Do this:
Repeat each line of the material below exactly as it appears, minus any pictures.
· · · ·
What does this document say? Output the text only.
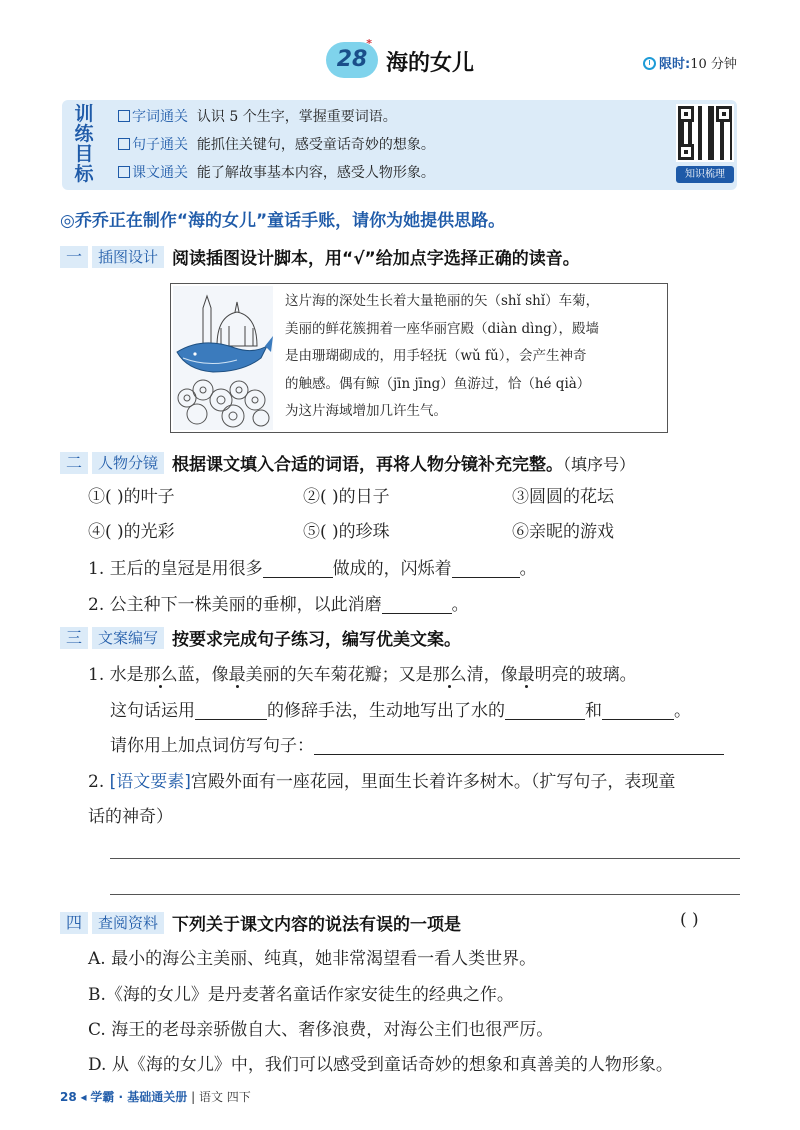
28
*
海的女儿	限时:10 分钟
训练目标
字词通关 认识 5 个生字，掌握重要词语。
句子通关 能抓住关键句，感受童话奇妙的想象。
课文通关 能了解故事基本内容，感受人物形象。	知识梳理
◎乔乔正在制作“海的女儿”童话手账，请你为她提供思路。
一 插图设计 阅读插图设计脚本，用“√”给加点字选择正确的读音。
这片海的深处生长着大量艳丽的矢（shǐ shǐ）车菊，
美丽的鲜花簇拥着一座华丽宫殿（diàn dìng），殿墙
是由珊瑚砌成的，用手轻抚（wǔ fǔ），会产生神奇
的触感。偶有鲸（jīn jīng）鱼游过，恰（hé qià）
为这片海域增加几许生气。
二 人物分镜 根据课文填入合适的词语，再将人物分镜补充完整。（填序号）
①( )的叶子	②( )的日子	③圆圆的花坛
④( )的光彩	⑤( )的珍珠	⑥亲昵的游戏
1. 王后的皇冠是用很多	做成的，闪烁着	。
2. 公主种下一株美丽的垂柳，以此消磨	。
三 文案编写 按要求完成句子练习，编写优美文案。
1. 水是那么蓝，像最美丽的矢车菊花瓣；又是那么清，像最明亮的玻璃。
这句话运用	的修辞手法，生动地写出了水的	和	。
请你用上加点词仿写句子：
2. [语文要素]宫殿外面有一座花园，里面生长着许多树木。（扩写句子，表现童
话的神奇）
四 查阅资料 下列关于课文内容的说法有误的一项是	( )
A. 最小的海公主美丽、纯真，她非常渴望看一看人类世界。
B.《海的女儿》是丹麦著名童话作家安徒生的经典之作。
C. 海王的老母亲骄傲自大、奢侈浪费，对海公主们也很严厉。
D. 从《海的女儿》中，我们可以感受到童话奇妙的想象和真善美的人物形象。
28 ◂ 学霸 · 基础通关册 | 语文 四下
· · · ·
Correct response:
What does this document say? Output the text only.
28
*
海的女儿	限时:10 分钟
训练目标
字词通关 认识 5 个生字，掌握重要词语。
句子通关 能抓住关键句，感受童话奇妙的想象。
课文通关 能了解故事基本内容，感受人物形象。	知识梳理
◎乔乔正在制作“海的女儿”童话手账，请你为她提供思路。
一 插图设计 阅读插图设计脚本，用“√”给加点字选择正确的读音。
这片海的深处生长着大量艳丽的矢（shǐ shǐ）车菊，
美丽的鲜花簇拥着一座华丽宫殿（diàn dìng），殿墙
是由珊瑚砌成的，用手轻抚（wǔ fǔ），会产生神奇
的触感。偶有鲸（jīn jīng）鱼游过，恰（hé qià）
为这片海域增加几许生气。
二 人物分镜 根据课文填入合适的词语，再将人物分镜补充完整。（填序号）
①( )的叶子	②( )的日子	③圆圆的花坛
④( )的光彩	⑤( )的珍珠	⑥亲昵的游戏
1. 王后的皇冠是用很多	做成的，闪烁着	。
2. 公主种下一株美丽的垂柳，以此消磨	。
三 文案编写 按要求完成句子练习，编写优美文案。
1. 水是那么蓝，像最美丽的矢车菊花瓣；又是那么清，像最明亮的玻璃。
这句话运用	的修辞手法，生动地写出了水的	和	。
请你用上加点词仿写句子：
2. [语文要素]宫殿外面有一座花园，里面生长着许多树木。（扩写句子，表现童
话的神奇）
四 查阅资料 下列关于课文内容的说法有误的一项是	( )
A. 最小的海公主美丽、纯真，她非常渴望看一看人类世界。
B.《海的女儿》是丹麦著名童话作家安徒生的经典之作。
C. 海王的老母亲骄傲自大、奢侈浪费，对海公主们也很严厉。
D. 从《海的女儿》中，我们可以感受到童话奇妙的想象和真善美的人物形象。
28 ◂ 学霸 · 基础通关册 | 语文 四下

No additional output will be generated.